Figure content listings –
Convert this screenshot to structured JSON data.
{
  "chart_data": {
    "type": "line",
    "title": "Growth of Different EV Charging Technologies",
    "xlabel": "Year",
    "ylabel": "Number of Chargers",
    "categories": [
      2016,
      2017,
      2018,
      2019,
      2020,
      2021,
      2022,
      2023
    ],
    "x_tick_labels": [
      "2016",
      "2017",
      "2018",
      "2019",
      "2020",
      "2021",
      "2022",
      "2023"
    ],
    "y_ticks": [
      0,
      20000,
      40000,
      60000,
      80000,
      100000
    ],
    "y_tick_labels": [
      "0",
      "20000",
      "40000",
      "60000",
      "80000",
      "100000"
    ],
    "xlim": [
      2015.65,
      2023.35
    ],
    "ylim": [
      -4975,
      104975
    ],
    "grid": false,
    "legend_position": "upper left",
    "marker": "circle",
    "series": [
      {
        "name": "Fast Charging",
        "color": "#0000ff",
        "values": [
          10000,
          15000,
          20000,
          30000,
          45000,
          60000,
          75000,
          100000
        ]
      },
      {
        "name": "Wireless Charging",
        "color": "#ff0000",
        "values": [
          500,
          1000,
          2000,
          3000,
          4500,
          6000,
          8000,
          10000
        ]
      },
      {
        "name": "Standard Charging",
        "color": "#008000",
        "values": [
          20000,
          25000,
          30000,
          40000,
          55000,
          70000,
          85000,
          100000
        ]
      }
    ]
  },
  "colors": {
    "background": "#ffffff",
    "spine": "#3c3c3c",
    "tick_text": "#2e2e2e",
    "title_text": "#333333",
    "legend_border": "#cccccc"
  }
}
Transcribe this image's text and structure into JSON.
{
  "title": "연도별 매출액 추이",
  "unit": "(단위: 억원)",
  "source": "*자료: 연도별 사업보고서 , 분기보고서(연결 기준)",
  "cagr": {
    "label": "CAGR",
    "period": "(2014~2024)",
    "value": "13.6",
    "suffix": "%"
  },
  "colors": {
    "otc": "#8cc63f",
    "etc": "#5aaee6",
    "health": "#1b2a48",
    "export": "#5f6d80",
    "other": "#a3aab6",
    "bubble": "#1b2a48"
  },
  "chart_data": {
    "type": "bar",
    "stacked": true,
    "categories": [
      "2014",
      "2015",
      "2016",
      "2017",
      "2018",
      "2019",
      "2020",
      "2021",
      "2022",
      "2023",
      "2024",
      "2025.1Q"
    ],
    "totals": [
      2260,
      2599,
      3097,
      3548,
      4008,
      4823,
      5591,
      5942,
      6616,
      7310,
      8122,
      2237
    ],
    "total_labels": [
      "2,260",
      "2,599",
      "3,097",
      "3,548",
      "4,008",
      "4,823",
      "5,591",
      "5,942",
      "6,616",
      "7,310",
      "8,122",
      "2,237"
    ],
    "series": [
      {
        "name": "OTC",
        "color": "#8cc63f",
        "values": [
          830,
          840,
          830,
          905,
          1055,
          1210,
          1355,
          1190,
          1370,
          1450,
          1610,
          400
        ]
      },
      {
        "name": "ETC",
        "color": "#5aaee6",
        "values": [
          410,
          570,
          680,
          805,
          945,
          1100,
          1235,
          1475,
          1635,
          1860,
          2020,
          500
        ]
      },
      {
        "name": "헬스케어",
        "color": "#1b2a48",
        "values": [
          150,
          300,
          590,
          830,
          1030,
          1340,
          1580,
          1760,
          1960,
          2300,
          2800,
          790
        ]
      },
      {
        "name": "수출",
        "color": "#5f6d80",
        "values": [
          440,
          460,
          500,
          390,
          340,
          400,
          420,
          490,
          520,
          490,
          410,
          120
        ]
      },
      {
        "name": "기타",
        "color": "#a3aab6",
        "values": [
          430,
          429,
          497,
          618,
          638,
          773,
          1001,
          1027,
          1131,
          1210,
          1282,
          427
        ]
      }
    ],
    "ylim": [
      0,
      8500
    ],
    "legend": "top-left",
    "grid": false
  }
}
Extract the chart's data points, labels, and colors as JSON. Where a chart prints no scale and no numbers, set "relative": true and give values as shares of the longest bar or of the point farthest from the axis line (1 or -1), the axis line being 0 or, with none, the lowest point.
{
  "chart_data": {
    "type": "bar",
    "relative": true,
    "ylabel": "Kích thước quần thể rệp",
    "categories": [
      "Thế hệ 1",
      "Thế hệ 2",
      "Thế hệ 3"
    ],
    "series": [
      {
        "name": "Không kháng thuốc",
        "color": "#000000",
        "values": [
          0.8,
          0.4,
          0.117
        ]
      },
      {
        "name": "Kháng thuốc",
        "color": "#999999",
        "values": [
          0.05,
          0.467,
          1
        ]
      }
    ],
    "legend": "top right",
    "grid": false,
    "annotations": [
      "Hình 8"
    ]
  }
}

Task brief – How many of the lines above contain the string "ylabel"? Give the number only.

Expected answer – 2